> **The exercise**
Copy all the data exactly, except the pictures.

* Begin Data excerpts *

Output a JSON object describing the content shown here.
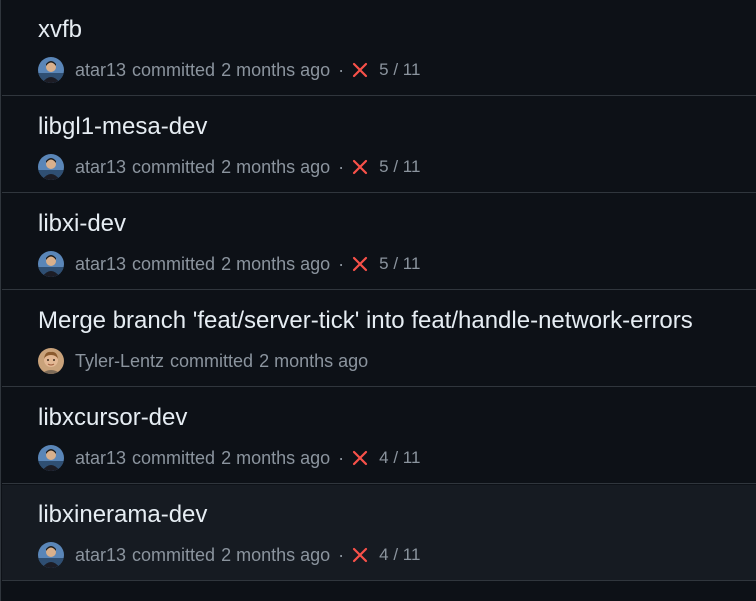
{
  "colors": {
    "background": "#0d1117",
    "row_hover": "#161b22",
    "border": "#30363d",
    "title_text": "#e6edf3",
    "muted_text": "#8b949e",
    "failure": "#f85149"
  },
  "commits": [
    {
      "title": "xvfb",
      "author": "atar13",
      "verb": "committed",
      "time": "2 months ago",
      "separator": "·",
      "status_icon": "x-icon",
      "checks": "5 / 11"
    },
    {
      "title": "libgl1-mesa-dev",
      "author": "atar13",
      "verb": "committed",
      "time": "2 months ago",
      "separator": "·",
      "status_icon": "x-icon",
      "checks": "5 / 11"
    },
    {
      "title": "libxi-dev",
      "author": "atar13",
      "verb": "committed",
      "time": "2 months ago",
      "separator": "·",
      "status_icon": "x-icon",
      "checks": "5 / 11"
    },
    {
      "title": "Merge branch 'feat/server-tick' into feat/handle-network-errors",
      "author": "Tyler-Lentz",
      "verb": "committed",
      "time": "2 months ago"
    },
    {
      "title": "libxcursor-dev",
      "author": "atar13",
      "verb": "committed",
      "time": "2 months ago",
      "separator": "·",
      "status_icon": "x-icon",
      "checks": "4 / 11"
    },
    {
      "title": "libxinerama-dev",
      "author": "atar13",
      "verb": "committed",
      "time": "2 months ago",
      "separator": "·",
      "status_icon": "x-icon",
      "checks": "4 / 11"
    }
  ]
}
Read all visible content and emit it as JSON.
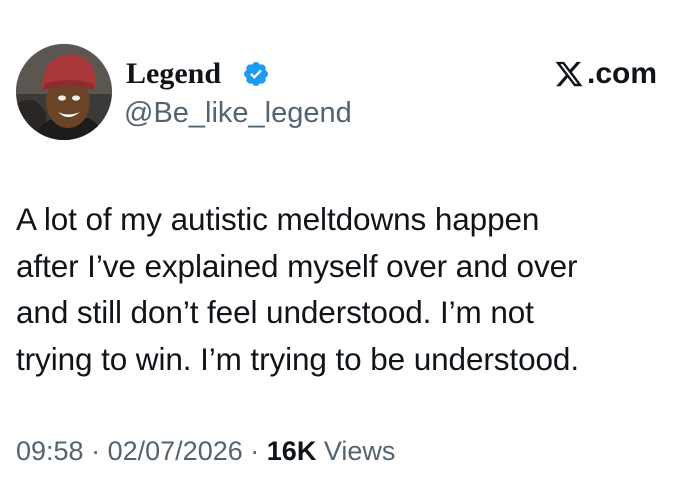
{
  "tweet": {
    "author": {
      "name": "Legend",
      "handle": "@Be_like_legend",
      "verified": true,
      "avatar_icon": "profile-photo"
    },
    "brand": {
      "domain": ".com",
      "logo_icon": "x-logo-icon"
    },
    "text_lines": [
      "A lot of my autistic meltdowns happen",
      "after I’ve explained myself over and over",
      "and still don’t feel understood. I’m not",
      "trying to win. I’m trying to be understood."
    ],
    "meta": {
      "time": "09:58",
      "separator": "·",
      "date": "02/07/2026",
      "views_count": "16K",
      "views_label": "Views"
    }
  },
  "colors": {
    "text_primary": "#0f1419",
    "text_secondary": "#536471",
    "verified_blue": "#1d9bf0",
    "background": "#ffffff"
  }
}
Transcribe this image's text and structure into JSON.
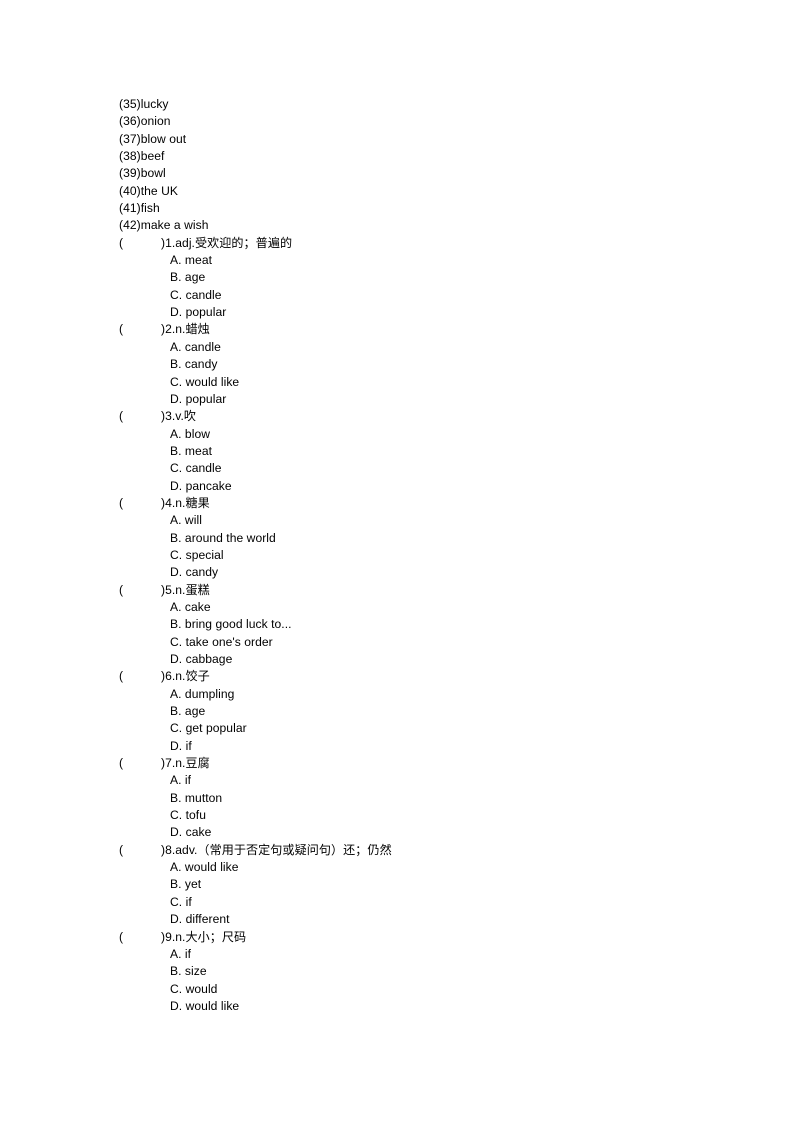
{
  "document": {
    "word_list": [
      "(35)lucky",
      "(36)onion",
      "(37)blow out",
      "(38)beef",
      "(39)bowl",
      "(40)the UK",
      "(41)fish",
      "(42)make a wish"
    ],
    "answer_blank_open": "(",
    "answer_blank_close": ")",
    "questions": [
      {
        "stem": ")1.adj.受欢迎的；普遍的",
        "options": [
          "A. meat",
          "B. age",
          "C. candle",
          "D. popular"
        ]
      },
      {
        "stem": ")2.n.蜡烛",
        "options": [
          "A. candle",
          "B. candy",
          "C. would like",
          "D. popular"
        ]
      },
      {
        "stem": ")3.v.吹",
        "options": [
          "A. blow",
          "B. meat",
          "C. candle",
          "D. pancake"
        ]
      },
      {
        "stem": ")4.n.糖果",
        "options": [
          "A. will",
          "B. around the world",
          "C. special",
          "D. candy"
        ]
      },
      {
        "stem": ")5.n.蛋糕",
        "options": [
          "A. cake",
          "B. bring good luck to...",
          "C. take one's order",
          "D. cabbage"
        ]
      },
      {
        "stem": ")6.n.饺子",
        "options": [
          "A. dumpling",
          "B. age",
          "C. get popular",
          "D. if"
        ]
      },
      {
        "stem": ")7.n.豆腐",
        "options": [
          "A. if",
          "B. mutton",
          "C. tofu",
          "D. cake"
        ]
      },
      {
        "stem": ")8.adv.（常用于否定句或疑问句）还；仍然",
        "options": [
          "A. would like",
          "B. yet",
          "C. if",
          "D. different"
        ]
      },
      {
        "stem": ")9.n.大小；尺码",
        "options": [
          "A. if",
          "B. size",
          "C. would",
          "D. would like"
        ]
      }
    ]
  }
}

* End Data excerpts *

> **Full response**
Output a JSON object describing the content shown here.
{
  "colors": {
    "background": "#0d1117",
    "row_hover": "#161b22",
    "border": "#30363d",
    "title_text": "#e6edf3",
    "muted_text": "#8b949e",
    "failure": "#f85149"
  },
  "commits": [
    {
      "title": "xvfb",
      "author": "atar13",
      "verb": "committed",
      "time": "2 months ago",
      "separator": "·",
      "status_icon": "x-icon",
      "checks": "5 / 11"
    },
    {
      "title": "libgl1-mesa-dev",
      "author": "atar13",
      "verb": "committed",
      "time": "2 months ago",
      "separator": "·",
      "status_icon": "x-icon",
      "checks": "5 / 11"
    },
    {
      "title": "libxi-dev",
      "author": "atar13",
      "verb": "committed",
      "time": "2 months ago",
      "separator": "·",
      "status_icon": "x-icon",
      "checks": "5 / 11"
    },
    {
      "title": "Merge branch 'feat/server-tick' into feat/handle-network-errors",
      "author": "Tyler-Lentz",
      "verb": "committed",
      "time": "2 months ago"
    },
    {
      "title": "libxcursor-dev",
      "author": "atar13",
      "verb": "committed",
      "time": "2 months ago",
      "separator": "·",
      "status_icon": "x-icon",
      "checks": "4 / 11"
    },
    {
      "title": "libxinerama-dev",
      "author": "atar13",
      "verb": "committed",
      "time": "2 months ago",
      "separator": "·",
      "status_icon": "x-icon",
      "checks": "4 / 11"
    }
  ]
}
Read all visible content and emit it as JSON.
{
  "tweet": {
    "author": {
      "name": "Legend",
      "handle": "@Be_like_legend",
      "verified": true,
      "avatar_icon": "profile-photo"
    },
    "brand": {
      "domain": ".com",
      "logo_icon": "x-logo-icon"
    },
    "text_lines": [
      "A lot of my autistic meltdowns happen",
      "after I’ve explained myself over and over",
      "and still don’t feel understood. I’m not",
      "trying to win. I’m trying to be understood."
    ],
    "meta": {
      "time": "09:58",
      "separator": "·",
      "date": "02/07/2026",
      "views_count": "16K",
      "views_label": "Views"
    }
  },
  "colors": {
    "text_primary": "#0f1419",
    "text_secondary": "#536471",
    "verified_blue": "#1d9bf0",
    "background": "#ffffff"
  }
}
Transcribe this image's text and structure into JSON.
{
  "document": {
    "word_list": [
      "(35)lucky",
      "(36)onion",
      "(37)blow out",
      "(38)beef",
      "(39)bowl",
      "(40)the UK",
      "(41)fish",
      "(42)make a wish"
    ],
    "answer_blank_open": "(",
    "answer_blank_close": ")",
    "questions": [
      {
        "stem": ")1.adj.受欢迎的；普遍的",
        "options": [
          "A. meat",
          "B. age",
          "C. candle",
          "D. popular"
        ]
      },
      {
        "stem": ")2.n.蜡烛",
        "options": [
          "A. candle",
          "B. candy",
          "C. would like",
          "D. popular"
        ]
      },
      {
        "stem": ")3.v.吹",
        "options": [
          "A. blow",
          "B. meat",
          "C. candle",
          "D. pancake"
        ]
      },
      {
        "stem": ")4.n.糖果",
        "options": [
          "A. will",
          "B. around the world",
          "C. special",
          "D. candy"
        ]
      },
      {
        "stem": ")5.n.蛋糕",
        "options": [
          "A. cake",
          "B. bring good luck to...",
          "C. take one's order",
          "D. cabbage"
        ]
      },
      {
        "stem": ")6.n.饺子",
        "options": [
          "A. dumpling",
          "B. age",
          "C. get popular",
          "D. if"
        ]
      },
      {
        "stem": ")7.n.豆腐",
        "options": [
          "A. if",
          "B. mutton",
          "C. tofu",
          "D. cake"
        ]
      },
      {
        "stem": ")8.adv.（常用于否定句或疑问句）还；仍然",
        "options": [
          "A. would like",
          "B. yet",
          "C. if",
          "D. different"
        ]
      },
      {
        "stem": ")9.n.大小；尺码",
        "options": [
          "A. if",
          "B. size",
          "C. would",
          "D. would like"
        ]
      }
    ]
  }
}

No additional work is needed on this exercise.